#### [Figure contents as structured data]
————————
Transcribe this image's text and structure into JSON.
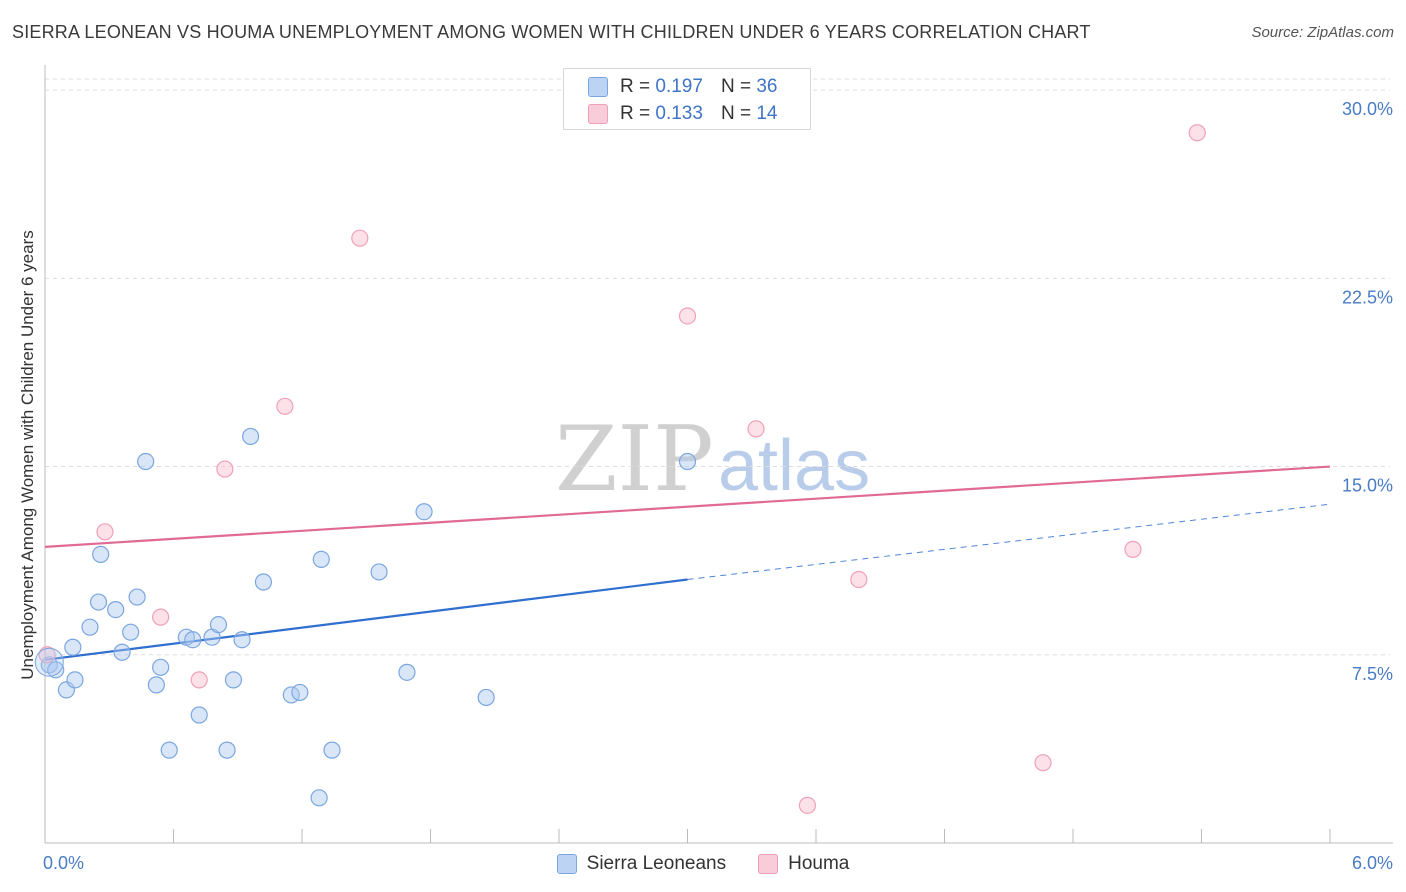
{
  "title": "SIERRA LEONEAN VS HOUMA UNEMPLOYMENT AMONG WOMEN WITH CHILDREN UNDER 6 YEARS CORRELATION CHART",
  "source": "Source: ZipAtlas.com",
  "watermark": {
    "zip": "ZIP",
    "atlas": "atlas"
  },
  "legend_top": [
    {
      "r_label": "R =",
      "r_value": "0.197",
      "n_label": "N =",
      "n_value": "36",
      "color": "#7aa6e0"
    },
    {
      "r_label": "R =",
      "r_value": "0.133",
      "n_label": "N =",
      "n_value": "14",
      "color": "#f0a0b8"
    }
  ],
  "legend_bottom": [
    "Sierra Leoneans",
    "Houma"
  ],
  "chart_data": {
    "type": "scatter",
    "title": "SIERRA LEONEAN VS HOUMA UNEMPLOYMENT AMONG WOMEN WITH CHILDREN UNDER 6 YEARS CORRELATION CHART",
    "xlabel": "",
    "ylabel": "Unemployment Among Women with Children Under 6 years",
    "xlim": [
      0,
      6
    ],
    "ylim": [
      0,
      31
    ],
    "x_tick_labels": [
      {
        "value": 0,
        "label": "0.0%"
      },
      {
        "value": 6,
        "label": "6.0%"
      }
    ],
    "y_tick_labels": [
      {
        "value": 7.5,
        "label": "7.5%"
      },
      {
        "value": 15,
        "label": "15.0%"
      },
      {
        "value": 22.5,
        "label": "22.5%"
      },
      {
        "value": 30,
        "label": "30.0%"
      }
    ],
    "series": [
      {
        "name": "Sierra Leoneans",
        "color": "#7aa6e0",
        "fill": "rgba(170,200,240,0.45)",
        "points": [
          [
            0.02,
            7.1
          ],
          [
            0.05,
            6.9
          ],
          [
            0.1,
            6.1
          ],
          [
            0.14,
            6.5
          ],
          [
            0.13,
            7.8
          ],
          [
            0.21,
            8.6
          ],
          [
            0.25,
            9.6
          ],
          [
            0.33,
            9.3
          ],
          [
            0.36,
            7.6
          ],
          [
            0.4,
            8.4
          ],
          [
            0.26,
            11.5
          ],
          [
            0.43,
            9.8
          ],
          [
            0.47,
            15.2
          ],
          [
            0.52,
            6.3
          ],
          [
            0.54,
            7.0
          ],
          [
            0.66,
            8.2
          ],
          [
            0.69,
            8.1
          ],
          [
            0.78,
            8.2
          ],
          [
            0.81,
            8.7
          ],
          [
            0.92,
            8.1
          ],
          [
            0.58,
            3.7
          ],
          [
            0.72,
            5.1
          ],
          [
            0.85,
            3.7
          ],
          [
            0.88,
            6.5
          ],
          [
            0.96,
            16.2
          ],
          [
            1.02,
            10.4
          ],
          [
            1.15,
            5.9
          ],
          [
            1.19,
            6.0
          ],
          [
            1.29,
            11.3
          ],
          [
            1.28,
            1.8
          ],
          [
            1.34,
            3.7
          ],
          [
            1.56,
            10.8
          ],
          [
            1.69,
            6.8
          ],
          [
            1.77,
            13.2
          ],
          [
            2.06,
            5.8
          ],
          [
            3.0,
            15.2
          ]
        ],
        "trend_solid": {
          "x": [
            0.0,
            3.0
          ],
          "y": [
            7.3,
            10.5
          ]
        },
        "trend_dashed": {
          "x": [
            3.0,
            6.0
          ],
          "y": [
            10.5,
            13.5
          ]
        }
      },
      {
        "name": "Houma",
        "color": "#f0a0b8",
        "fill": "rgba(248,190,205,0.45)",
        "points": [
          [
            0.01,
            7.5
          ],
          [
            0.28,
            12.4
          ],
          [
            0.54,
            9.0
          ],
          [
            0.72,
            6.5
          ],
          [
            0.84,
            14.9
          ],
          [
            1.12,
            17.4
          ],
          [
            1.47,
            24.1
          ],
          [
            3.0,
            21.0
          ],
          [
            3.32,
            16.5
          ],
          [
            3.56,
            1.5
          ],
          [
            3.8,
            10.5
          ],
          [
            4.66,
            3.2
          ],
          [
            5.08,
            11.7
          ],
          [
            5.38,
            28.3
          ]
        ],
        "trend_solid": {
          "x": [
            0.0,
            6.0
          ],
          "y": [
            11.8,
            15.0
          ]
        }
      }
    ]
  }
}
————————
Pull out all lines from the entries above in which the word "title" appears.

#### [The response]
  "title": "SIERRA LEONEAN VS HOUMA UNEMPLOYMENT AMONG WOMEN WITH CHILDREN UNDER 6 YEARS CORRELATION CHART",
    "title": "SIERRA LEONEAN VS HOUMA UNEMPLOYMENT AMONG WOMEN WITH CHILDREN UNDER 6 YEARS CORRELATION CHART",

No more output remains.